Find the lines containing the word "entre" and copy every one of them.
___ Material provided ___
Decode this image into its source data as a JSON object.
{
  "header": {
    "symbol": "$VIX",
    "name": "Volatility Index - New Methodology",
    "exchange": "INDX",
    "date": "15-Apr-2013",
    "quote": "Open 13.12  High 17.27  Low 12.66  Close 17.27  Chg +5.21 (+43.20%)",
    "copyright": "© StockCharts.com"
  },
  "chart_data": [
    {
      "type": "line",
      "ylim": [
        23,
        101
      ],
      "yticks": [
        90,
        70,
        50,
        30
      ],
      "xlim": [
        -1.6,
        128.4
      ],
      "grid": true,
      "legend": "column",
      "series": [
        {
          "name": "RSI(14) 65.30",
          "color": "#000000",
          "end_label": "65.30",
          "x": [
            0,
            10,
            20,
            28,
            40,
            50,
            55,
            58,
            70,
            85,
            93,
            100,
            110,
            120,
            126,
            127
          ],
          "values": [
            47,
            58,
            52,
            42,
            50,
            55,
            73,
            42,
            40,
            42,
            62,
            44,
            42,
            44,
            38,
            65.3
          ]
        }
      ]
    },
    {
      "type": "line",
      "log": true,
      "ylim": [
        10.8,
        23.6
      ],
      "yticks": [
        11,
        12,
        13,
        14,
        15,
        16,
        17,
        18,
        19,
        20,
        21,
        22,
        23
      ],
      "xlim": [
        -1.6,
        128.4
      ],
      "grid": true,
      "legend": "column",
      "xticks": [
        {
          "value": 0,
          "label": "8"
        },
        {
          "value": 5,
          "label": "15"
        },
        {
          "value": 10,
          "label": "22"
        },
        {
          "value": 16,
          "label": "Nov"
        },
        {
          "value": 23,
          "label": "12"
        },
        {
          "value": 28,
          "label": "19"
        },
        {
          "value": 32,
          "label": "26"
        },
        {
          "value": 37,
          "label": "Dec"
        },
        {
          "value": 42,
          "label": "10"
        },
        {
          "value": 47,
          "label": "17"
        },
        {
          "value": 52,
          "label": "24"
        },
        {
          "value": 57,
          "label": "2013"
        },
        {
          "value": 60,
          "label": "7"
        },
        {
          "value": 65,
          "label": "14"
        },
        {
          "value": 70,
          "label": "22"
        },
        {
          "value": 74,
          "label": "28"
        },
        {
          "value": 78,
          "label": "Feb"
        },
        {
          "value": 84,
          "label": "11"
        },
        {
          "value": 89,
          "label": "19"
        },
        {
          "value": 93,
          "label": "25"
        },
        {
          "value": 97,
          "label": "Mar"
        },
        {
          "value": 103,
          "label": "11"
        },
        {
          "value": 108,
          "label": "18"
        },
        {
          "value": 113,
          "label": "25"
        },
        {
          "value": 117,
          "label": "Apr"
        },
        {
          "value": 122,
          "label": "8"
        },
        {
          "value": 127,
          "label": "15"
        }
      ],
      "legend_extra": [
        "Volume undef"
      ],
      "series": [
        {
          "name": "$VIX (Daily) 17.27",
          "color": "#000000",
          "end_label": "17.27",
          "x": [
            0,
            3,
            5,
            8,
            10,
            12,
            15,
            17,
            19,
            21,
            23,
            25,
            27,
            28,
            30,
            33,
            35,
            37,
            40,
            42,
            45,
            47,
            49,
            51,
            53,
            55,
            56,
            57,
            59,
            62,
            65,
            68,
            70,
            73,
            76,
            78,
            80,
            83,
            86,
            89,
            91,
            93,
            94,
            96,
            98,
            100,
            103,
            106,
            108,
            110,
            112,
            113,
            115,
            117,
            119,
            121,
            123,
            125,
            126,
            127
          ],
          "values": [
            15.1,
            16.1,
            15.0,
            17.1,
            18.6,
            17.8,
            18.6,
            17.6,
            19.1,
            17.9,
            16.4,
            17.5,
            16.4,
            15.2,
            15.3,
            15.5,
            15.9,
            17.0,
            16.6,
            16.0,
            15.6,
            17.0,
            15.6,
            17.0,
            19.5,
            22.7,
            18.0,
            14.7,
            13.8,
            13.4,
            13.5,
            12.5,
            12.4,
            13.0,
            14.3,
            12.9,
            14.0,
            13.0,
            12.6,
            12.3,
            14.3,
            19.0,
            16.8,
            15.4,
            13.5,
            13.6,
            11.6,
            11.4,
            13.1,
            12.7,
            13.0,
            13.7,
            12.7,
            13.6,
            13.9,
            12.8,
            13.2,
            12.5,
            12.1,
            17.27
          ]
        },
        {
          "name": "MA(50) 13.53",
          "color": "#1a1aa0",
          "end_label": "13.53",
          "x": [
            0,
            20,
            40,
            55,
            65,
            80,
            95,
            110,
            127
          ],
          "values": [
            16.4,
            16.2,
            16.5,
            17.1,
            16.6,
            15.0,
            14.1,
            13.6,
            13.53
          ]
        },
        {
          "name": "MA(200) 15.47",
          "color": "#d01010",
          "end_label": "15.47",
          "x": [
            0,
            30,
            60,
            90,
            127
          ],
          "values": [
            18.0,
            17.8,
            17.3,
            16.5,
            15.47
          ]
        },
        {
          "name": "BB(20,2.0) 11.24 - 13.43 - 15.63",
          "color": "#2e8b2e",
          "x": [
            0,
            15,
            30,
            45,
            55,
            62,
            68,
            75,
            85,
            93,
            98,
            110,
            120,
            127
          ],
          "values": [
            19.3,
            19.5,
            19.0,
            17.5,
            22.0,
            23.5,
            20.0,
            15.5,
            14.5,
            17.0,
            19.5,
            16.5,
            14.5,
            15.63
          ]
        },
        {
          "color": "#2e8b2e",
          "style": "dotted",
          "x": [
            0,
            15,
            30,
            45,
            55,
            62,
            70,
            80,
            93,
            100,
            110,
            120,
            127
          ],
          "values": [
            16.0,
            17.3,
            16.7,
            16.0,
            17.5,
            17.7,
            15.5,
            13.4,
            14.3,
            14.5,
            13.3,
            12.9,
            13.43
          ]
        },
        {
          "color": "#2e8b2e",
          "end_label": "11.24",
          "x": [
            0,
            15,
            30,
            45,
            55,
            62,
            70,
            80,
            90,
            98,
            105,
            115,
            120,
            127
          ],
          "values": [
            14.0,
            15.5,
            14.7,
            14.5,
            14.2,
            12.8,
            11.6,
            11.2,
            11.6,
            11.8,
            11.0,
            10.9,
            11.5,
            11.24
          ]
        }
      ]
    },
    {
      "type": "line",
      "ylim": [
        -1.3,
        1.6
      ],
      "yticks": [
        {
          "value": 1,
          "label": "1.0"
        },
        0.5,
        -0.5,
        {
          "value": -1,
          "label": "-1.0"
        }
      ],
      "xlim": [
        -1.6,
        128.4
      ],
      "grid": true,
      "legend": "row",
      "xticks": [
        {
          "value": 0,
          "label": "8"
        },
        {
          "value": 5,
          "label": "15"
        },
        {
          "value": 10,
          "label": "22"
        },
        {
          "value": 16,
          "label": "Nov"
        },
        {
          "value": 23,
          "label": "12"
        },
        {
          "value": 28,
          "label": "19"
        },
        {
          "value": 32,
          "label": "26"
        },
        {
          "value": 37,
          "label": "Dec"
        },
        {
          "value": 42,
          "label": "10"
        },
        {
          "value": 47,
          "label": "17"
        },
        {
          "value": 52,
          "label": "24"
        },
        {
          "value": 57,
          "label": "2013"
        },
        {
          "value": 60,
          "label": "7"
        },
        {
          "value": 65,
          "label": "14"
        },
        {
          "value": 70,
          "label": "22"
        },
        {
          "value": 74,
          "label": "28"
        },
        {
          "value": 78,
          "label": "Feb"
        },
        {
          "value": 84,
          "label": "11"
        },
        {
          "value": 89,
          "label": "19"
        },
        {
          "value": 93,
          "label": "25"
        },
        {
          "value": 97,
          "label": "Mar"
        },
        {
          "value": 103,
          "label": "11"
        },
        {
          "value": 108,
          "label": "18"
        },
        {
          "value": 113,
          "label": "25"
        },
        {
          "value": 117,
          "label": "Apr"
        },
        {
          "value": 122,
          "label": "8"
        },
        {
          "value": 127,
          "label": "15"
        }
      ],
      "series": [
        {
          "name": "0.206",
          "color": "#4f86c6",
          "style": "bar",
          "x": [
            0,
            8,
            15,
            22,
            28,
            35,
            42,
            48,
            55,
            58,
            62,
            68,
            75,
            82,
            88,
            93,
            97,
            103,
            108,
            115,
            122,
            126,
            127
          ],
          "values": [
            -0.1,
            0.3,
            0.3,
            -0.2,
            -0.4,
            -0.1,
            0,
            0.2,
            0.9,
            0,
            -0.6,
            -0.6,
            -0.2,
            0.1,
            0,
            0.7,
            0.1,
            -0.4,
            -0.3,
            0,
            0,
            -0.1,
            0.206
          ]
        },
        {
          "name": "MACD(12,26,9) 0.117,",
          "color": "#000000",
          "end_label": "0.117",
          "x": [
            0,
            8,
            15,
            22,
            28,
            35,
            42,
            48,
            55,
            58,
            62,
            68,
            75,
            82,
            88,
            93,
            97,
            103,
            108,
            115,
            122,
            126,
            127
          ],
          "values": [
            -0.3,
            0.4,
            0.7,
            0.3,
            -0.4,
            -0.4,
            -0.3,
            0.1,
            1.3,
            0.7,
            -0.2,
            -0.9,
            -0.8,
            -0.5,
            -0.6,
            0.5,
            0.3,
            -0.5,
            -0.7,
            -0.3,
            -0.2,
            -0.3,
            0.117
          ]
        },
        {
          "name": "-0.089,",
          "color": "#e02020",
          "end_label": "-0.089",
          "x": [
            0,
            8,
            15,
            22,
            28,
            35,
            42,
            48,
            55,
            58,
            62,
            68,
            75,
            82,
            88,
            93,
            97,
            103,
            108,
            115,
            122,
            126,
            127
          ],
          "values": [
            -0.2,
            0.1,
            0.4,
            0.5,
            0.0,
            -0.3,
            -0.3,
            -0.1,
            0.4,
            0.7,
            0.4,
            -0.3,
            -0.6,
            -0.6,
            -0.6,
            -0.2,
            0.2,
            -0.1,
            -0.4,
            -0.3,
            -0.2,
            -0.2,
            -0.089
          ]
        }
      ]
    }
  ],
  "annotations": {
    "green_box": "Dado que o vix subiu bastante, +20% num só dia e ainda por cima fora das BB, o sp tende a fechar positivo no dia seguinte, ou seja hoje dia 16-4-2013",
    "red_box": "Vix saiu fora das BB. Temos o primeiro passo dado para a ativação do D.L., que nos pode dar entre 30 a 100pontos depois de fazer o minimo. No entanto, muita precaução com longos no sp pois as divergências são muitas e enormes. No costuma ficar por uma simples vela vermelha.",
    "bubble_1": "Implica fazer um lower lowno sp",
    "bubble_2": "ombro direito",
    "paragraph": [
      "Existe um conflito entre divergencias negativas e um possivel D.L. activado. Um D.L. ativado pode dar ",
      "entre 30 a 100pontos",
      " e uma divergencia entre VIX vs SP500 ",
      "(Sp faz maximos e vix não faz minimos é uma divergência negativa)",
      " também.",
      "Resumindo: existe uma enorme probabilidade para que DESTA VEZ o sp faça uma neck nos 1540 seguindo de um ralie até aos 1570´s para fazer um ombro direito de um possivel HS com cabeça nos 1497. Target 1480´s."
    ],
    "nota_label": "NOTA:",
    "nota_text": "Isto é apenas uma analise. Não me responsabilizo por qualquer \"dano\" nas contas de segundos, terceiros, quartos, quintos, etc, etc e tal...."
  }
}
___
§ **Exercise answer**
    "red_box": "Vix saiu fora das BB. Temos o primeiro passo dado para a ativação do D.L., que nos pode dar entre 30 a 100pontos depois de fazer o minimo. No entanto, muita precaução com longos no sp pois as divergências são muitas e enormes. No costuma ficar por uma simples vela vermelha.",
      "Existe um conflito entre divergencias negativas e um possivel D.L. activado. Um D.L. ativado pode dar ",
      "entre 30 a 100pontos",
      " e uma divergencia entre VIX vs SP500 ",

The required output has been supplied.